Rewrite every one of the rows below with "Patent image size" replaced by "Figure dimensions" and everything else kept the same. Leave the pictures out.
──────── Material for the task ────────
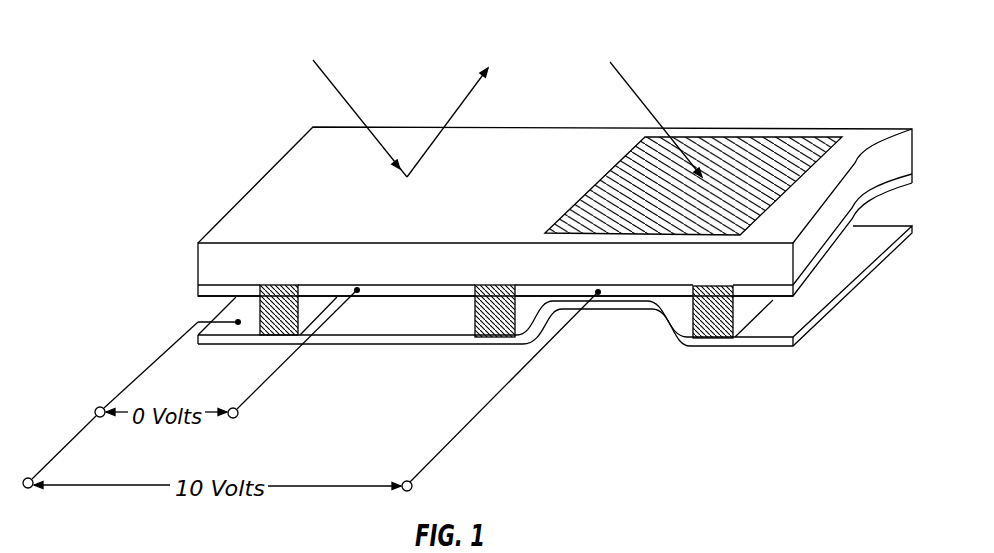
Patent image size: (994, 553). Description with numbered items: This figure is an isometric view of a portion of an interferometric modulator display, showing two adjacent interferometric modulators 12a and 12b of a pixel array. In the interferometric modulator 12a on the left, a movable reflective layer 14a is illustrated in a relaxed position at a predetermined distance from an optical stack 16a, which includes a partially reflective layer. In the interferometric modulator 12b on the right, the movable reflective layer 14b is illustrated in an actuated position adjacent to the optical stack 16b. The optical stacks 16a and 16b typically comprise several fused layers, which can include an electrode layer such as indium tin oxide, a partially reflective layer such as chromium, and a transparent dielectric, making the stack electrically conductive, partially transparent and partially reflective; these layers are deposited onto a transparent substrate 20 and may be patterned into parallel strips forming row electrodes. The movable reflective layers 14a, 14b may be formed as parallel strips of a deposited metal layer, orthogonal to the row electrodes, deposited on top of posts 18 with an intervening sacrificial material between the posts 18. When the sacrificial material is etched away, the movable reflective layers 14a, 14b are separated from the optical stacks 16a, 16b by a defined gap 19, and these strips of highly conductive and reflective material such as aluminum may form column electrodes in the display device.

The interferometric modulator 12a is at (308, 195).
The interferometric modulator 12b is at (755, 160).
The movable reflective layer 14a is at (317, 340).
The movable reflective layer 14b is at (545, 320).
The optical stack 16a is at (384, 292).
The optical stack 16b is at (575, 292).
The posts 18 is at (282, 340).
The gap 19 is at (427, 315).
The transparent substrate 20 is at (837, 203).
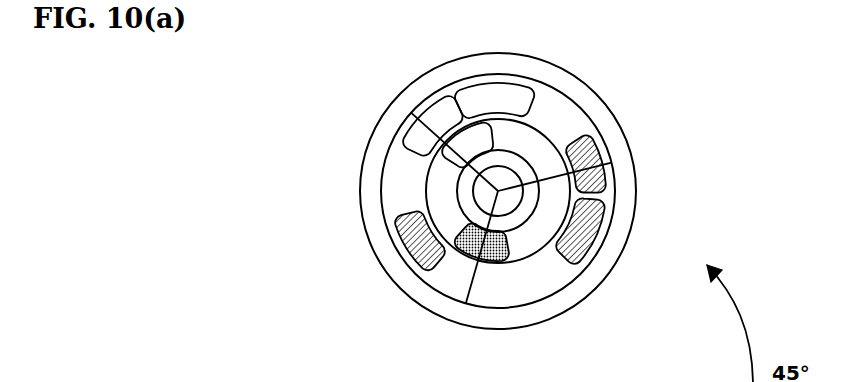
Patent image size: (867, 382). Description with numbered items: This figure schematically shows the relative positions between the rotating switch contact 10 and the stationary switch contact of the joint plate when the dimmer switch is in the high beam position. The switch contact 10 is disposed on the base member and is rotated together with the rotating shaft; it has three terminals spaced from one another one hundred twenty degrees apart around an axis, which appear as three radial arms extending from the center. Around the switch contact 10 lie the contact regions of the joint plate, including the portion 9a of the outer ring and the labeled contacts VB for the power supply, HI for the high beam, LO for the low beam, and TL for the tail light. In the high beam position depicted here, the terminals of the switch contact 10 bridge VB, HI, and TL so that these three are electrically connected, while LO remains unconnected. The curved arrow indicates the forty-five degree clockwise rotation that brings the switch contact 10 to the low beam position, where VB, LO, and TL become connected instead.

The housing ring 9a is at (523, 68).
The switch contact 10 is at (553, 153).
The power supply VB is at (485, 92).
The tail light TL is at (603, 217).
The low beam LO is at (400, 243).
The high beam HI is at (497, 260).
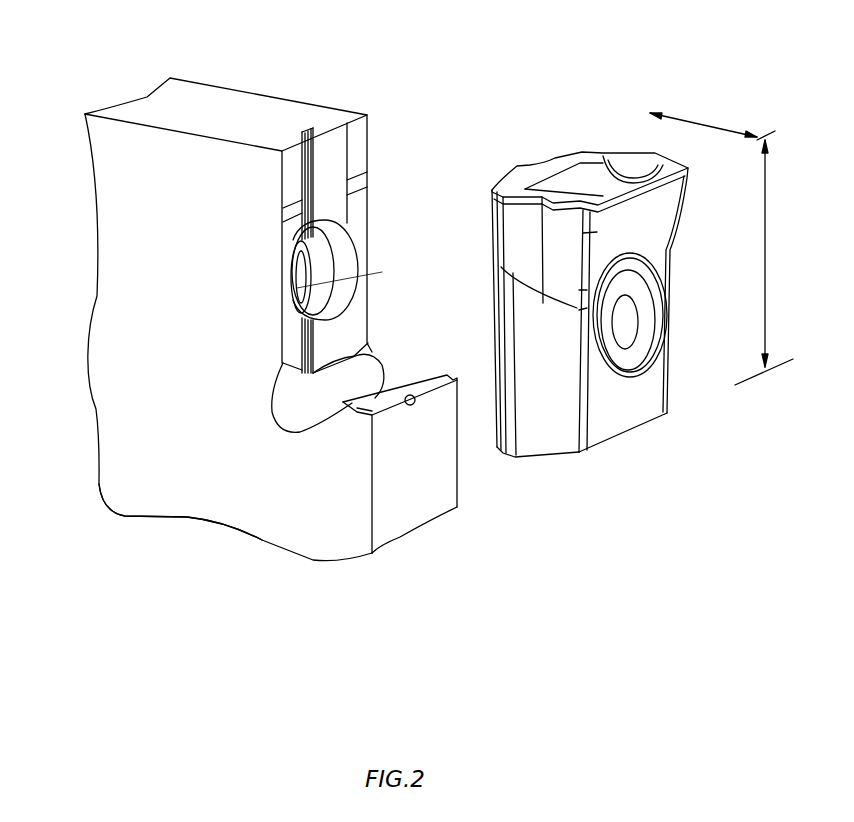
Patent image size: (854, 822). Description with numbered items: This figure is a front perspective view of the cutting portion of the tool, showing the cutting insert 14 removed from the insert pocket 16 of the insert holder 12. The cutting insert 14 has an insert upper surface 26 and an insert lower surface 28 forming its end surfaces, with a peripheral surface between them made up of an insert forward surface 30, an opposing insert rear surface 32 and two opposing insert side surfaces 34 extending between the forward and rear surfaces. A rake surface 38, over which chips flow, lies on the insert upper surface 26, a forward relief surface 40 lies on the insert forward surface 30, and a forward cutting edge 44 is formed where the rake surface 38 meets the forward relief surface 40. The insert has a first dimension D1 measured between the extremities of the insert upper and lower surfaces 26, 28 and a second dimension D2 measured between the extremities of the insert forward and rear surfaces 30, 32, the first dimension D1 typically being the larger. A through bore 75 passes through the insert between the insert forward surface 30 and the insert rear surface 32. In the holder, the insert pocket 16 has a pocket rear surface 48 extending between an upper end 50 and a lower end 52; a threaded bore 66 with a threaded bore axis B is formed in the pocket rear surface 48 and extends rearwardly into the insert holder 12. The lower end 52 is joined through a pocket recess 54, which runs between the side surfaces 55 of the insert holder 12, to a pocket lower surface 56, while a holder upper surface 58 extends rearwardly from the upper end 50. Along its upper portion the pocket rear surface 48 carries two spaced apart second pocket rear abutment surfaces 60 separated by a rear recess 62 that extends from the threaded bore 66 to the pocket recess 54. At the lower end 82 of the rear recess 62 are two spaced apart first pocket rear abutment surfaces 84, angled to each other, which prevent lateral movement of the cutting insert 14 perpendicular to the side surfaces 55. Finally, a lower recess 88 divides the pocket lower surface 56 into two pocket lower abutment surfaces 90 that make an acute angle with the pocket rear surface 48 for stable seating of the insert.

The insert holder 12 is at (179, 82).
The cutting insert 14 is at (592, 88).
The insert pocket 16 is at (408, 202).
The insert upper surface 26 is at (597, 160).
The insert lower surface 28 is at (563, 488).
The insert forward surface 30 is at (642, 418).
The insert rear surface 32 is at (532, 135).
The insert side surfaces 34 is at (533, 443).
The rake surface 38 is at (610, 188).
The forward relief surface 40 is at (660, 192).
The forward cutting edge 44 is at (688, 183).
The pocket rear surface 48 is at (409, 167).
The upper end of the pocket rear surface 50 is at (381, 98).
The lower end of the pocket rear surface 52 is at (395, 335).
The pocket recess 54 is at (283, 410).
The insert holder side surfaces 55 is at (267, 503).
The pocket lower surface 56 is at (411, 350).
The holder upper surface 58 is at (228, 105).
The second pocket rear abutment surfaces 60 is at (355, 142).
The rear recess 62 is at (335, 140).
The threaded bore 66 is at (310, 258).
The through bore 75 is at (600, 312).
The lower end of the rear recess 82 is at (285, 364).
The first pocket rear abutment surfaces 84 is at (332, 335).
The lower recess 88 is at (410, 402).
The pocket lower abutment surfaces 90 is at (420, 380).
The threaded bore axis B is at (377, 277).
The first dimension D1 is at (768, 262).
The second dimension D2 is at (712, 115).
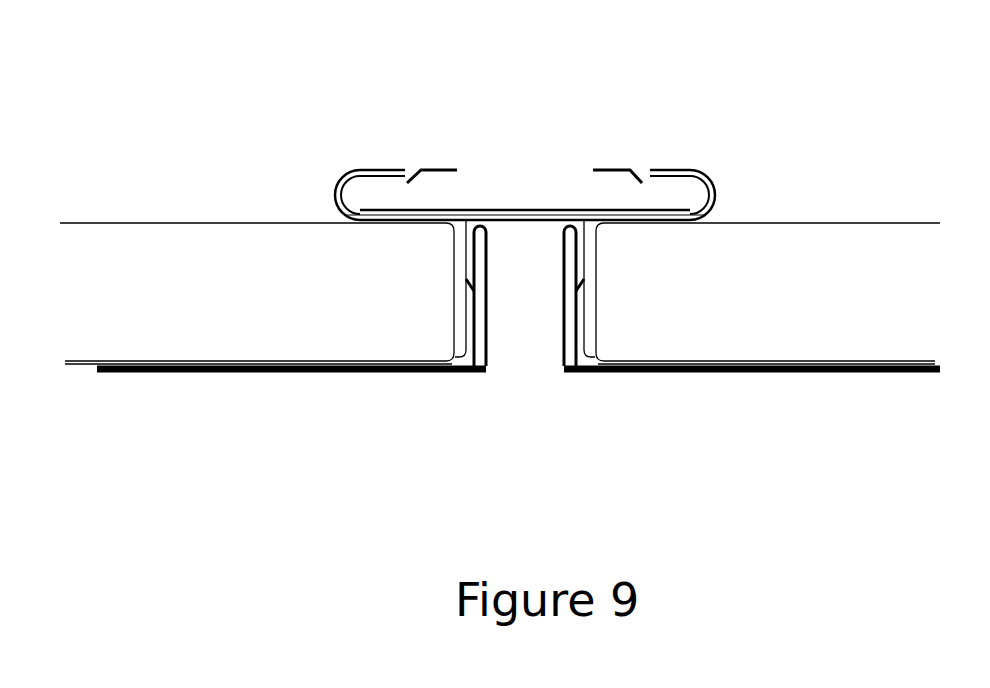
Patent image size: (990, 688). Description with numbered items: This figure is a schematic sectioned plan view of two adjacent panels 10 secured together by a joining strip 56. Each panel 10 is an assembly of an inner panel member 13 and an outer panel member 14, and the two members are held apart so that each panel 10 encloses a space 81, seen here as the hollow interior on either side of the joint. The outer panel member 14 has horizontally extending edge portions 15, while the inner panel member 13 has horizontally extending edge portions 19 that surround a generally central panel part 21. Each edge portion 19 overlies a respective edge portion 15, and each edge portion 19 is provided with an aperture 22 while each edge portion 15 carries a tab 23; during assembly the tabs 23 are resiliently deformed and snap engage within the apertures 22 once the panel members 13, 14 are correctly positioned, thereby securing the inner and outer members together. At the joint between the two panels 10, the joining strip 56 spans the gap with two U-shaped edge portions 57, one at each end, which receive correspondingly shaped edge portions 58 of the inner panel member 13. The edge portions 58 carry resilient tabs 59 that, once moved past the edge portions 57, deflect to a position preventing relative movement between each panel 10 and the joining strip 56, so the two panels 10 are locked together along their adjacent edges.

The panel 10 is at (180, 375).
The inner panel member 13 is at (452, 229).
The outer panel member 14 is at (240, 393).
The horizontally extending edge portion 15 is at (436, 375).
The horizontally extending edge portion 19 is at (452, 331).
The central panel part 21 is at (276, 363).
The aperture 22 is at (574, 286).
The tab 23 is at (465, 283).
The joining strip 56 is at (522, 207).
The U-shaped edge portion 57 is at (357, 170).
The edge portion 58 is at (340, 176).
The resilient tab 59 is at (420, 170).
The space 81 is at (500, 292).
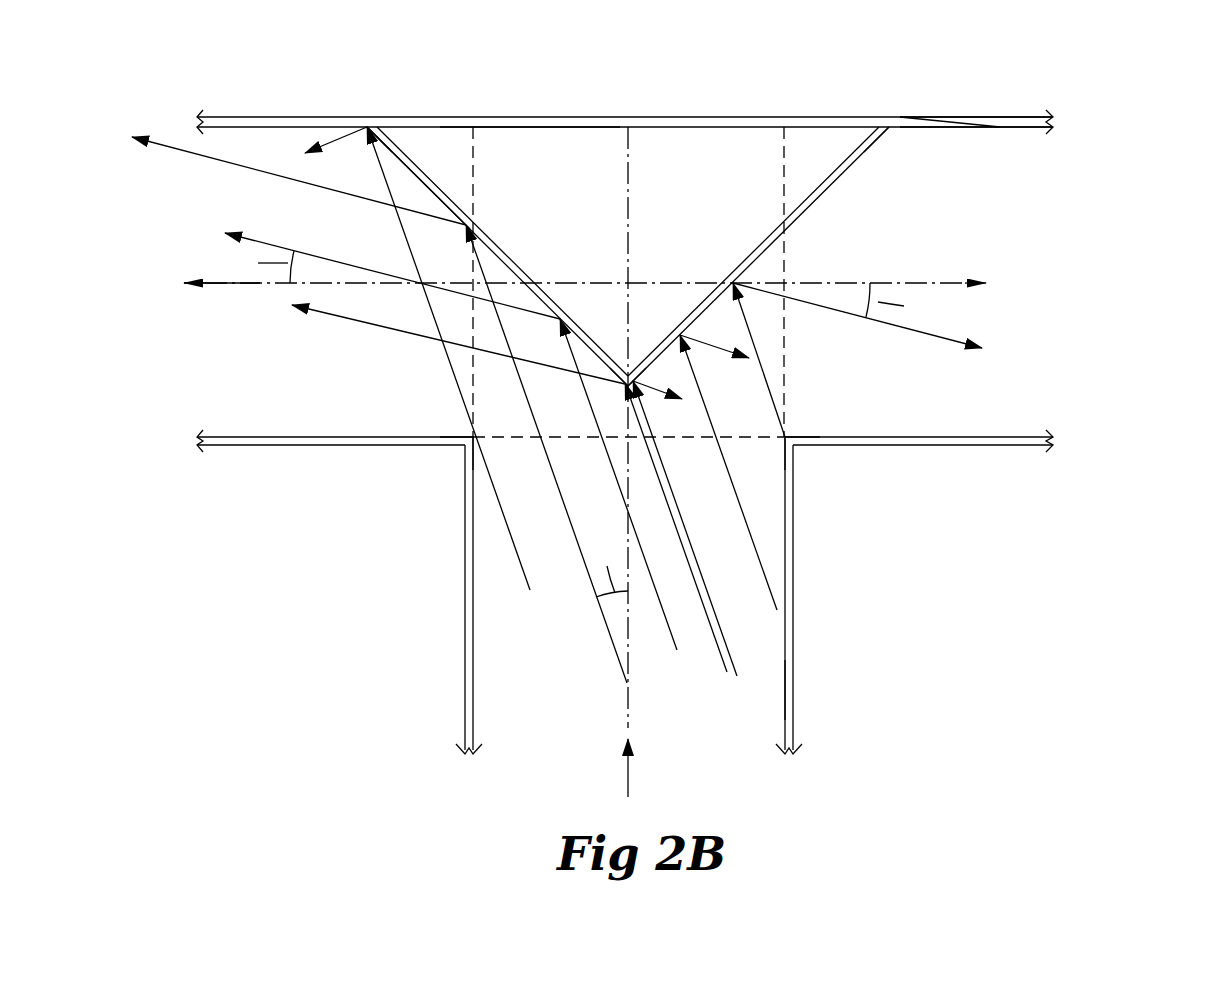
────────
Correct answer:
Figure dimensions: (994, 553). Description with numbered items: This figure is an isometric view of a portion of an interferometric modulator display, showing two adjacent interferometric modulators 12a and 12b of a pixel array. In the interferometric modulator 12a on the left, a movable reflective layer 14a is illustrated in a relaxed position at a predetermined distance from an optical stack 16a, which includes a partially reflective layer. In the interferometric modulator 12b on the right, the movable reflective layer 14b is illustrated in an actuated position adjacent to the optical stack 16b. The optical stacks 16a and 16b typically comprise several fused layers, which can include an electrode layer such as indium tin oxide, a partially reflective layer such as chromium, and a transparent dielectric, making the stack electrically conductive, partially transparent and partially reflective; these layers are deposited onto a transparent substrate 20 and may be patterned into parallel strips forming row electrodes. The movable reflective layers 14a, 14b may be formed as parallel strips of a deposited metal layer, orthogonal to the row electrodes, deposited on top of posts 18 with an intervening sacrificial material between the posts 18. When the sacrificial material is etched away, the movable reflective layers 14a, 14b are separated from the optical stacks 16a, 16b by a defined gap 19, and these strips of highly conductive and reflective material such as aluminum may form column electrodes in the display device.

The interferometric modulator 12a is at (308, 195).
The interferometric modulator 12b is at (755, 160).
The movable reflective layer 14a is at (317, 340).
The movable reflective layer 14b is at (545, 320).
The optical stack 16a is at (384, 292).
The optical stack 16b is at (575, 292).
The posts 18 is at (282, 340).
The gap 19 is at (427, 315).
The transparent substrate 20 is at (837, 203).
Figure dimensions: (867, 382). Description with numbered items: This figure schematically shows the relative positions between the rotating switch contact 10 and the stationary switch contact of the joint plate when the dimmer switch is in the high beam position. The switch contact 10 is disposed on the base member and is rotated together with the rotating shaft; it has three terminals spaced from one another one hundred twenty degrees apart around an axis, which appear as three radial arms extending from the center. Around the switch contact 10 lie the contact regions of the joint plate, including the portion 9a of the outer ring and the labeled contacts VB for the power supply, HI for the high beam, LO for the low beam, and TL for the tail light. In the high beam position depicted here, the terminals of the switch contact 10 bridge VB, HI, and TL so that these three are electrically connected, while LO remains unconnected. The curved arrow indicates the forty-five degree clockwise rotation that brings the switch contact 10 to the low beam position, where VB, LO, and TL become connected instead.

The housing ring 9a is at (523, 68).
The switch contact 10 is at (553, 153).
The power supply VB is at (485, 92).
The tail light TL is at (603, 217).
The low beam LO is at (400, 243).
The high beam HI is at (497, 260).
Figure dimensions: (854, 822). Description with numbered items: This figure is a front perspective view of the cutting portion of the tool, showing the cutting insert 14 removed from the insert pocket 16 of the insert holder 12. The cutting insert 14 has an insert upper surface 26 and an insert lower surface 28 forming its end surfaces, with a peripheral surface between them made up of an insert forward surface 30, an opposing insert rear surface 32 and two opposing insert side surfaces 34 extending between the forward and rear surfaces. A rake surface 38, over which chips flow, lies on the insert upper surface 26, a forward relief surface 40 lies on the insert forward surface 30, and a forward cutting edge 44 is formed where the rake surface 38 meets the forward relief surface 40. The insert has a first dimension D1 measured between the extremities of the insert upper and lower surfaces 26, 28 and a second dimension D2 measured between the extremities of the insert forward and rear surfaces 30, 32, the first dimension D1 typically being the larger. A through bore 75 passes through the insert between the insert forward surface 30 and the insert rear surface 32. In the holder, the insert pocket 16 has a pocket rear surface 48 extending between an upper end 50 and a lower end 52; a threaded bore 66 with a threaded bore axis B is formed in the pocket rear surface 48 and extends rearwardly into the insert holder 12. The lower end 52 is joined through a pocket recess 54, which runs between the side surfaces 55 of the insert holder 12, to a pocket lower surface 56, while a holder upper surface 58 extends rearwardly from the upper end 50. Along its upper portion the pocket rear surface 48 carries two spaced apart second pocket rear abutment surfaces 60 separated by a rear recess 62 that extends from the threaded bore 66 to the pocket recess 54. At the lower end 82 of the rear recess 62 are two spaced apart first pocket rear abutment surfaces 84, angled to each other, which prevent lateral movement of the cutting insert 14 perpendicular to the side surfaces 55. Finally, a lower recess 88 divides the pocket lower surface 56 into two pocket lower abutment surfaces 90 that make an acute angle with the pocket rear surface 48 for stable seating of the insert.

The insert holder 12 is at (179, 82).
The cutting insert 14 is at (592, 88).
The insert pocket 16 is at (408, 202).
The insert upper surface 26 is at (597, 160).
The insert lower surface 28 is at (563, 488).
The insert forward surface 30 is at (642, 418).
The insert rear surface 32 is at (532, 135).
The insert side surfaces 34 is at (533, 443).
The rake surface 38 is at (610, 188).
The forward relief surface 40 is at (660, 192).
The forward cutting edge 44 is at (688, 183).
The pocket rear surface 48 is at (409, 167).
The upper end of the pocket rear surface 50 is at (381, 98).
The lower end of the pocket rear surface 52 is at (395, 335).
The pocket recess 54 is at (283, 410).
The insert holder side surfaces 55 is at (267, 503).
The pocket lower surface 56 is at (411, 350).
The holder upper surface 58 is at (228, 105).
The second pocket rear abutment surfaces 60 is at (355, 142).
The rear recess 62 is at (335, 140).
The threaded bore 66 is at (310, 258).
The through bore 75 is at (600, 312).
The lower end of the rear recess 82 is at (285, 364).
The first pocket rear abutment surfaces 84 is at (332, 335).
The lower recess 88 is at (410, 402).
The pocket lower abutment surfaces 90 is at (420, 380).
The threaded bore axis B is at (377, 277).
The first dimension D1 is at (768, 262).
The second dimension D2 is at (712, 115).
Figure dimensions: (990, 688). Description with numbered items: This figure is a schematic sectioned plan view of two adjacent panels 10 secured together by a joining strip 56. Each panel 10 is an assembly of an inner panel member 13 and an outer panel member 14, and the two members are held apart so that each panel 10 encloses a space 81, seen here as the hollow interior on either side of the joint. The outer panel member 14 has horizontally extending edge portions 15, while the inner panel member 13 has horizontally extending edge portions 19 that surround a generally central panel part 21. Each edge portion 19 overlies a respective edge portion 15, and each edge portion 19 is provided with an aperture 22 while each edge portion 15 carries a tab 23; during assembly the tabs 23 are resiliently deformed and snap engage within the apertures 22 once the panel members 13, 14 are correctly positioned, thereby securing the inner and outer members together. At the joint between the two panels 10, the joining strip 56 spans the gap with two U-shaped edge portions 57, one at each end, which receive correspondingly shaped edge portions 58 of the inner panel member 13. The edge portions 58 carry resilient tabs 59 that, once moved past the edge portions 57, deflect to a position preventing relative movement between each panel 10 and the joining strip 56, so the two panels 10 are locked together along their adjacent edges.

The panel 10 is at (180, 375).
The inner panel member 13 is at (452, 229).
The outer panel member 14 is at (240, 393).
The horizontally extending edge portion 15 is at (436, 375).
The horizontally extending edge portion 19 is at (452, 331).
The central panel part 21 is at (276, 363).
The aperture 22 is at (574, 286).
The tab 23 is at (465, 283).
The joining strip 56 is at (522, 207).
The U-shaped edge portion 57 is at (357, 170).
The edge portion 58 is at (340, 176).
The resilient tab 59 is at (420, 170).
The space 81 is at (500, 292).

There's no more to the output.